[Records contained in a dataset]
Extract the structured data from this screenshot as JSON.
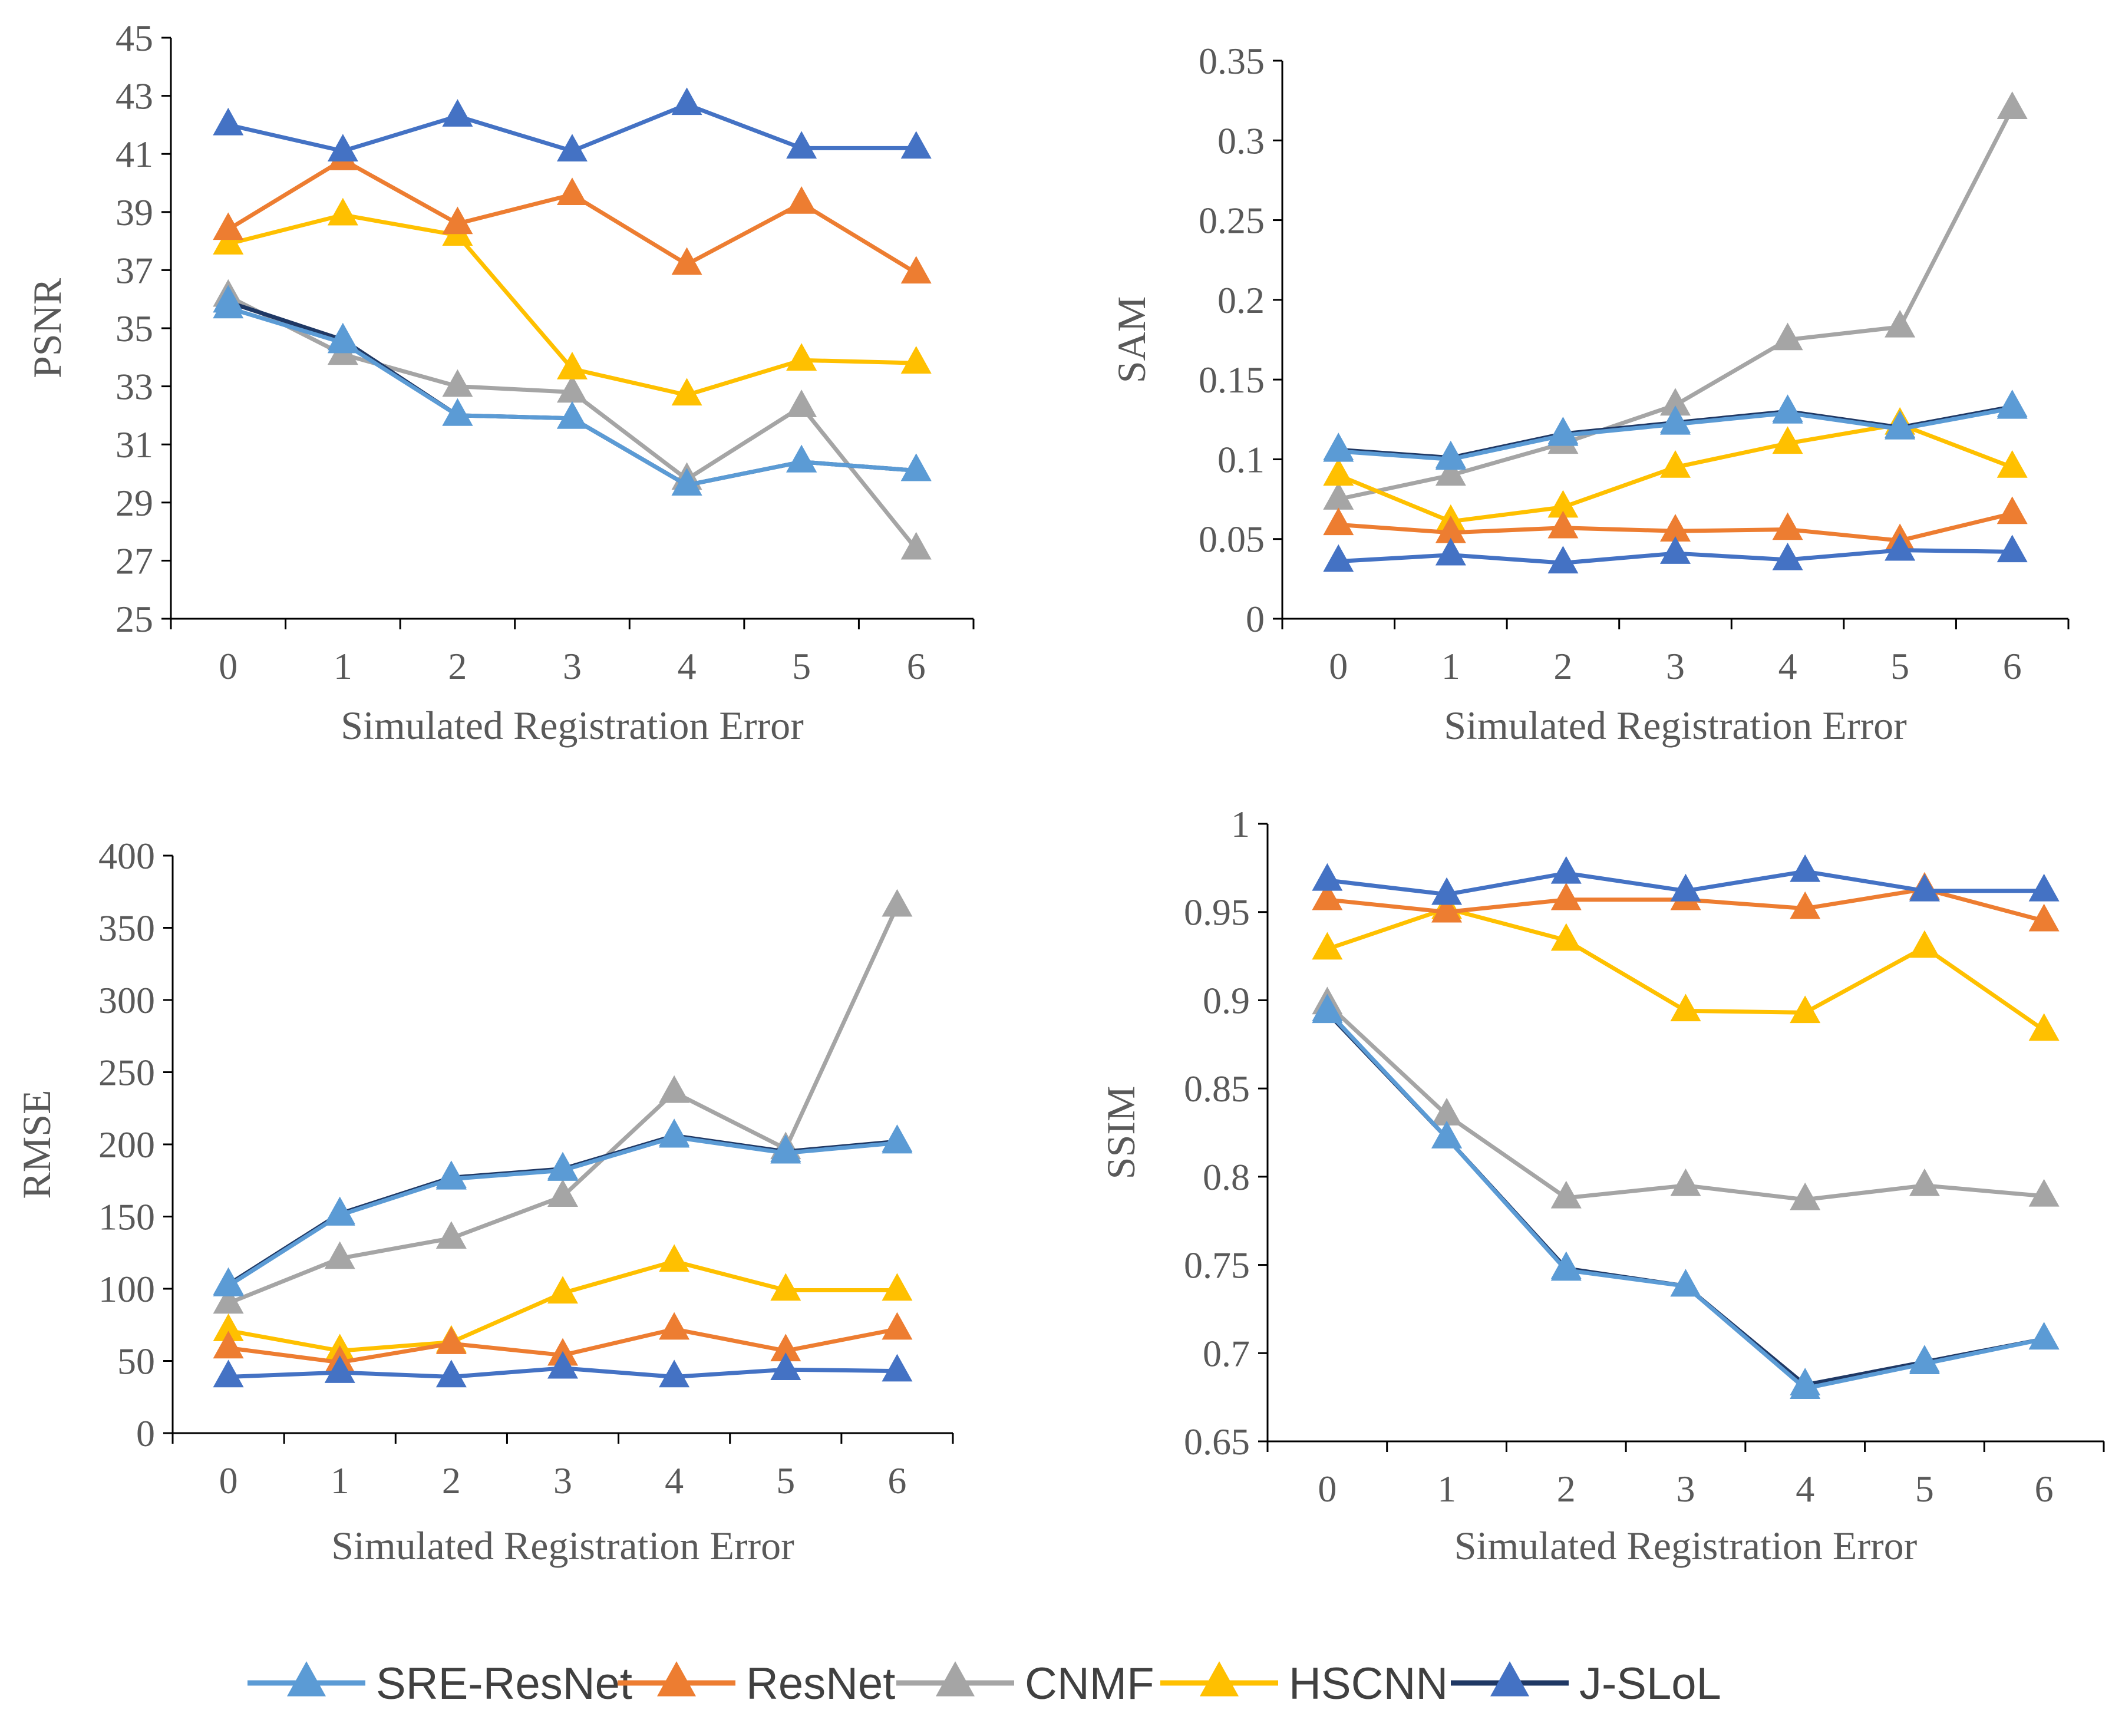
{
  "chart_data": [
    {
      "type": "line",
      "id": "psnr",
      "title": "",
      "xlabel": "Simulated Registration Error",
      "ylabel": "PSNR",
      "categories": [
        "0",
        "1",
        "2",
        "3",
        "4",
        "5",
        "6"
      ],
      "ylim": [
        25,
        45
      ],
      "yticks": [
        "25",
        "27",
        "29",
        "31",
        "33",
        "35",
        "37",
        "39",
        "41",
        "43",
        "45"
      ],
      "series": [
        {
          "name": "CNMF",
          "values": [
            36.1,
            34.1,
            33.0,
            32.8,
            29.8,
            32.3,
            27.4
          ]
        },
        {
          "name": "J-SLoL",
          "values": [
            35.9,
            34.6,
            32.0,
            31.9,
            29.6,
            30.4,
            30.1
          ]
        },
        {
          "name": "SRE-ResNet",
          "values": [
            35.7,
            34.5,
            32.0,
            31.9,
            29.6,
            30.4,
            30.1
          ]
        },
        {
          "name": "HSCNN",
          "values": [
            37.9,
            38.9,
            38.2,
            33.6,
            32.7,
            33.9,
            33.8
          ]
        },
        {
          "name": "ResNet",
          "values": [
            38.4,
            40.8,
            38.6,
            39.6,
            37.2,
            39.3,
            36.9
          ]
        },
        {
          "name": "J-SLoL-top",
          "legend": false,
          "values": [
            42.0,
            41.1,
            42.3,
            41.1,
            42.7,
            41.2,
            41.2
          ]
        }
      ]
    },
    {
      "type": "line",
      "id": "sam",
      "title": "",
      "xlabel": "Simulated Registration Error",
      "ylabel": "SAM",
      "categories": [
        "0",
        "1",
        "2",
        "3",
        "4",
        "5",
        "6"
      ],
      "ylim": [
        0,
        0.35
      ],
      "yticks": [
        "0",
        "0.05",
        "0.1",
        "0.15",
        "0.2",
        "0.25",
        "0.3",
        "0.35"
      ],
      "series": [
        {
          "name": "CNMF",
          "values": [
            0.075,
            0.09,
            0.11,
            0.134,
            0.175,
            0.183,
            0.32
          ]
        },
        {
          "name": "HSCNN",
          "values": [
            0.09,
            0.061,
            0.07,
            0.095,
            0.11,
            0.122,
            0.095
          ]
        },
        {
          "name": "ResNet",
          "values": [
            0.059,
            0.054,
            0.057,
            0.055,
            0.056,
            0.049,
            0.066
          ]
        },
        {
          "name": "J-SLoL",
          "values": [
            0.106,
            0.101,
            0.116,
            0.123,
            0.13,
            0.12,
            0.133
          ]
        },
        {
          "name": "SRE-ResNet",
          "values": [
            0.105,
            0.1,
            0.115,
            0.122,
            0.129,
            0.119,
            0.132
          ]
        },
        {
          "name": "J-SLoL-bottom",
          "legend": false,
          "values": [
            0.036,
            0.04,
            0.035,
            0.041,
            0.037,
            0.043,
            0.042
          ]
        }
      ]
    },
    {
      "type": "line",
      "id": "rmse",
      "title": "",
      "xlabel": "Simulated Registration Error",
      "ylabel": "RMSE",
      "categories": [
        "0",
        "1",
        "2",
        "3",
        "4",
        "5",
        "6"
      ],
      "ylim": [
        0,
        400
      ],
      "yticks": [
        "0",
        "50",
        "100",
        "150",
        "200",
        "250",
        "300",
        "350",
        "400"
      ],
      "series": [
        {
          "name": "CNMF",
          "values": [
            90,
            121,
            135,
            164,
            236,
            197,
            365
          ]
        },
        {
          "name": "HSCNN",
          "values": [
            71,
            57,
            63,
            97,
            119,
            99,
            99
          ]
        },
        {
          "name": "ResNet",
          "values": [
            59,
            49,
            62,
            54,
            72,
            57,
            72
          ]
        },
        {
          "name": "J-SLoL",
          "values": [
            103,
            152,
            177,
            183,
            206,
            195,
            202
          ]
        },
        {
          "name": "SRE-ResNet",
          "values": [
            102,
            151,
            176,
            182,
            205,
            194,
            201
          ]
        },
        {
          "name": "J-SLoL-bottom",
          "legend": false,
          "values": [
            39,
            42,
            39,
            45,
            39,
            44,
            43
          ]
        }
      ]
    },
    {
      "type": "line",
      "id": "ssim",
      "title": "",
      "xlabel": "Simulated Registration Error",
      "ylabel": "SSIM",
      "categories": [
        "0",
        "1",
        "2",
        "3",
        "4",
        "5",
        "6"
      ],
      "ylim": [
        0.65,
        1
      ],
      "yticks": [
        "0.65",
        "0.7",
        "0.75",
        "0.8",
        "0.85",
        "0.9",
        "0.95",
        "1"
      ],
      "series": [
        {
          "name": "CNMF",
          "values": [
            0.898,
            0.835,
            0.788,
            0.795,
            0.787,
            0.795,
            0.789
          ]
        },
        {
          "name": "J-SLoL",
          "values": [
            0.893,
            0.822,
            0.748,
            0.738,
            0.682,
            0.695,
            0.708
          ]
        },
        {
          "name": "SRE-ResNet",
          "values": [
            0.894,
            0.822,
            0.747,
            0.738,
            0.68,
            0.694,
            0.708
          ]
        },
        {
          "name": "HSCNN",
          "values": [
            0.929,
            0.952,
            0.934,
            0.894,
            0.893,
            0.93,
            0.883
          ]
        },
        {
          "name": "ResNet",
          "values": [
            0.957,
            0.95,
            0.957,
            0.957,
            0.952,
            0.963,
            0.945
          ]
        },
        {
          "name": "J-SLoL-top",
          "legend": false,
          "values": [
            0.968,
            0.96,
            0.972,
            0.962,
            0.973,
            0.962,
            0.962
          ]
        }
      ]
    }
  ],
  "colors": {
    "SRE-ResNet": "#5B9BD5",
    "ResNet": "#ED7D31",
    "CNMF": "#A5A5A5",
    "HSCNN": "#FFC000",
    "J-SLoL": "#1F3864",
    "J-SLoL-top": "#4472C4",
    "J-SLoL-bottom": "#4472C4",
    "axis": "#000000",
    "text": "#595959"
  },
  "markers": {
    "SRE-ResNet": "#5B9BD5",
    "ResNet": "#ED7D31",
    "CNMF": "#A5A5A5",
    "HSCNN": "#FFC000",
    "J-SLoL": "#5B9BD5",
    "J-SLoL-top": "#4472C4",
    "J-SLoL-bottom": "#4472C4"
  },
  "legend": [
    {
      "name": "SRE-ResNet",
      "line": "#5B9BD5",
      "marker": "#5B9BD5"
    },
    {
      "name": "ResNet",
      "line": "#ED7D31",
      "marker": "#ED7D31"
    },
    {
      "name": "CNMF",
      "line": "#A5A5A5",
      "marker": "#A5A5A5"
    },
    {
      "name": "HSCNN",
      "line": "#FFC000",
      "marker": "#FFC000"
    },
    {
      "name": "J-SLoL",
      "line": "#1F3864",
      "marker": "#4472C4"
    }
  ],
  "marker_shape": "triangle"
}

• [Task description]: Count every line above that holds the string "bottom" and give the total, nothing more.

• [Result of the task]: 4